PROBLEM: Repeat each record below exactly as given.
- - - -
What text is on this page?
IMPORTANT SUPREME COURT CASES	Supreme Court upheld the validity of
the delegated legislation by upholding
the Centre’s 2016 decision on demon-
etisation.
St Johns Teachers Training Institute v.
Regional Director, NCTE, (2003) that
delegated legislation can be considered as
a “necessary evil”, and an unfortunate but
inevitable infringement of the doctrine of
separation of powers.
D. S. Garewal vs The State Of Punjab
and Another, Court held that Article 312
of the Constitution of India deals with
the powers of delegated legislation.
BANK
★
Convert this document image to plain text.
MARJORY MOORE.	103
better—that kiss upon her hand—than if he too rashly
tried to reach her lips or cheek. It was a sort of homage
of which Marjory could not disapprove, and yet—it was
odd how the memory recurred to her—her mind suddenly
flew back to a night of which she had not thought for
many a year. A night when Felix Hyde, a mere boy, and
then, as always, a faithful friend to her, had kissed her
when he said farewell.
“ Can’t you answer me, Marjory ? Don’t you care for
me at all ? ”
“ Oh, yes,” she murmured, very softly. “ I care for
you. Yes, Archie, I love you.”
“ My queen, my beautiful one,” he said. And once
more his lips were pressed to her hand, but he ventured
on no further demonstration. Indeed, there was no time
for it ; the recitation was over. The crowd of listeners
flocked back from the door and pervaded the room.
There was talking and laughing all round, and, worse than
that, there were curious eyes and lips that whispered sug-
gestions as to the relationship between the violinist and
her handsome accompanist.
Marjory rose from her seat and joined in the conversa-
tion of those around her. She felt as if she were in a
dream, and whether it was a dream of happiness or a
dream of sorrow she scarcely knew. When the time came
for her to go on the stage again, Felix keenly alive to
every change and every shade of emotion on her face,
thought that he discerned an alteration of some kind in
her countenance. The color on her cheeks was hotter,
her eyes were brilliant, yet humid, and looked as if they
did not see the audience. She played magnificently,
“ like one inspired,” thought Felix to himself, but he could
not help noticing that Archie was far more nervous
- - - -
ANSWER TO THE EXERCISE:
What text is on this page?
IMPORTANT SUPREME COURT CASES	Supreme Court upheld the validity of
the delegated legislation by upholding
the Centre’s 2016 decision on demon-
etisation.
St Johns Teachers Training Institute v.
Regional Director, NCTE, (2003) that
delegated legislation can be considered as
a “necessary evil”, and an unfortunate but
inevitable infringement of the doctrine of
separation of powers.
D. S. Garewal vs The State Of Punjab
and Another, Court held that Article 312
of the Constitution of India deals with
the powers of delegated legislation.
BANK
★
Convert this document image to plain text.
MARJORY MOORE.	103
better—that kiss upon her hand—than if he too rashly
tried to reach her lips or cheek. It was a sort of homage
of which Marjory could not disapprove, and yet—it was
odd how the memory recurred to her—her mind suddenly
flew back to a night of which she had not thought for
many a year. A night when Felix Hyde, a mere boy, and
then, as always, a faithful friend to her, had kissed her
when he said farewell.
“ Can’t you answer me, Marjory ? Don’t you care for
me at all ? ”
“ Oh, yes,” she murmured, very softly. “ I care for
you. Yes, Archie, I love you.”
“ My queen, my beautiful one,” he said. And once
more his lips were pressed to her hand, but he ventured
on no further demonstration. Indeed, there was no time
for it ; the recitation was over. The crowd of listeners
flocked back from the door and pervaded the room.
There was talking and laughing all round, and, worse than
that, there were curious eyes and lips that whispered sug-
gestions as to the relationship between the violinist and
her handsome accompanist.
Marjory rose from her seat and joined in the conversa-
tion of those around her. She felt as if she were in a
dream, and whether it was a dream of happiness or a
dream of sorrow she scarcely knew. When the time came
for her to go on the stage again, Felix keenly alive to
every change and every shade of emotion on her face,
thought that he discerned an alteration of some kind in
her countenance. The color on her cheeks was hotter,
her eyes were brilliant, yet humid, and looked as if they
did not see the audience. She played magnificently,
“ like one inspired,” thought Felix to himself, but he could
not help noticing that Archie was far more nervous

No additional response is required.